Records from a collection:
————————

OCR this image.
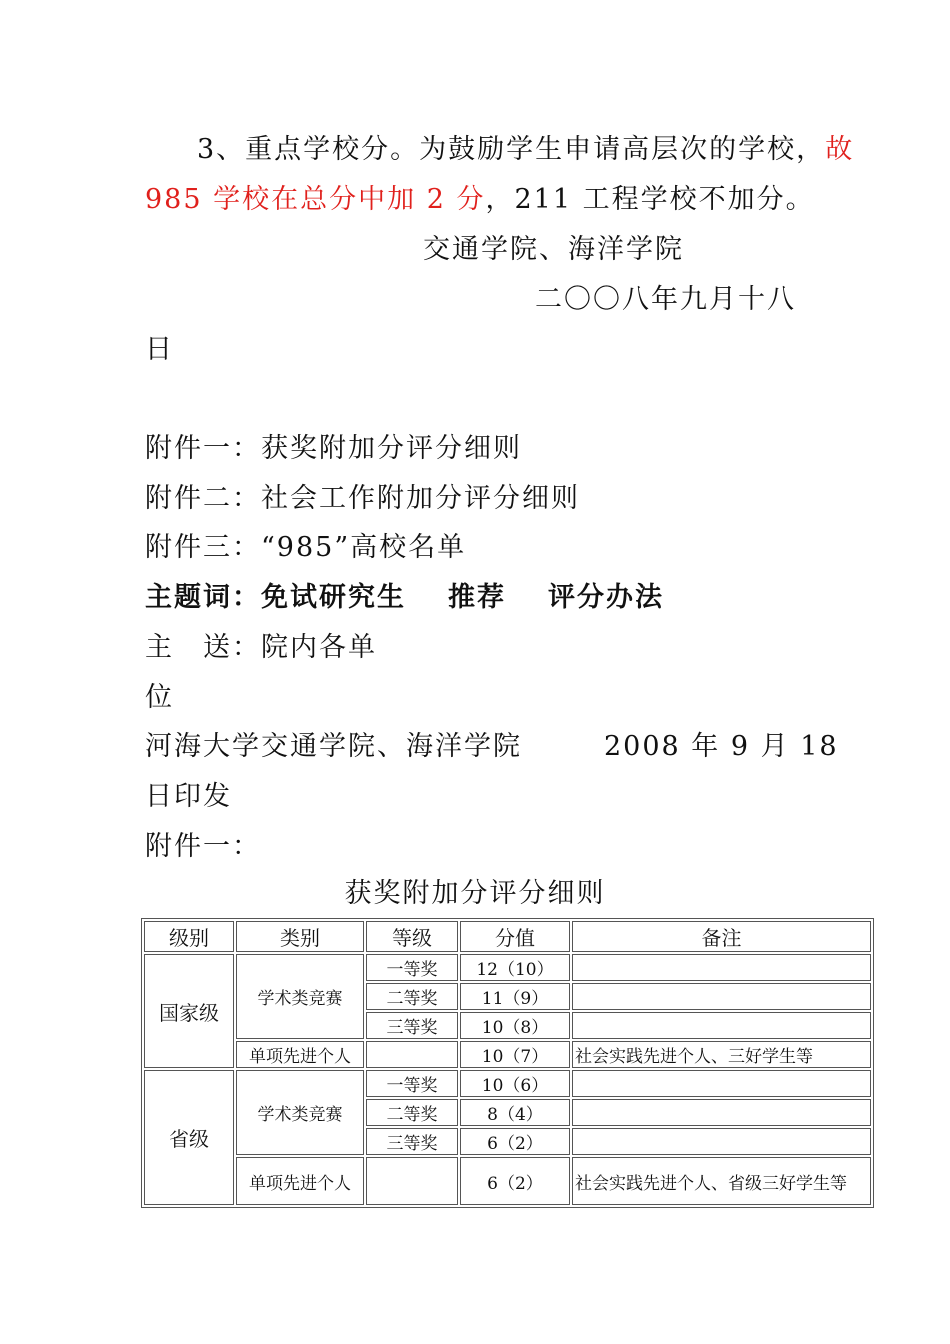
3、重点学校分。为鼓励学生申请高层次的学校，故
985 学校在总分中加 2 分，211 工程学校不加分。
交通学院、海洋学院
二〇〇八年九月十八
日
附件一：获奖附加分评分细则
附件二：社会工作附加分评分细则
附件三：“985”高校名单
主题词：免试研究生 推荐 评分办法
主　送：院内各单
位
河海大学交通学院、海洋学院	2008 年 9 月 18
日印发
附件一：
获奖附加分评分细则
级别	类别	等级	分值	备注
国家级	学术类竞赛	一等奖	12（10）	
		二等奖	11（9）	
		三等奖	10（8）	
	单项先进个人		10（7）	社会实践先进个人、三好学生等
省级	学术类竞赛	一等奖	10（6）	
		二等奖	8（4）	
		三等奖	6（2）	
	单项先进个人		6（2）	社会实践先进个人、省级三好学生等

————————

### What is asked
The pictures should not appear in the copy; every other part of the records above must be returned exactly.

### Final result
OCR this image.
3、重点学校分。为鼓励学生申请高层次的学校，故
985 学校在总分中加 2 分，211 工程学校不加分。
交通学院、海洋学院
二〇〇八年九月十八
日
附件一：获奖附加分评分细则
附件二：社会工作附加分评分细则
附件三：“985”高校名单
主题词：免试研究生 推荐 评分办法
主　送：院内各单
位
河海大学交通学院、海洋学院	2008 年 9 月 18
日印发
附件一：
获奖附加分评分细则
级别	类别	等级	分值	备注
国家级	学术类竞赛	一等奖	12（10）	
		二等奖	11（9）	
		三等奖	10（8）	
	单项先进个人		10（7）	社会实践先进个人、三好学生等
省级	学术类竞赛	一等奖	10（6）	
		二等奖	8（4）	
		三等奖	6（2）	
	单项先进个人		6（2）	社会实践先进个人、省级三好学生等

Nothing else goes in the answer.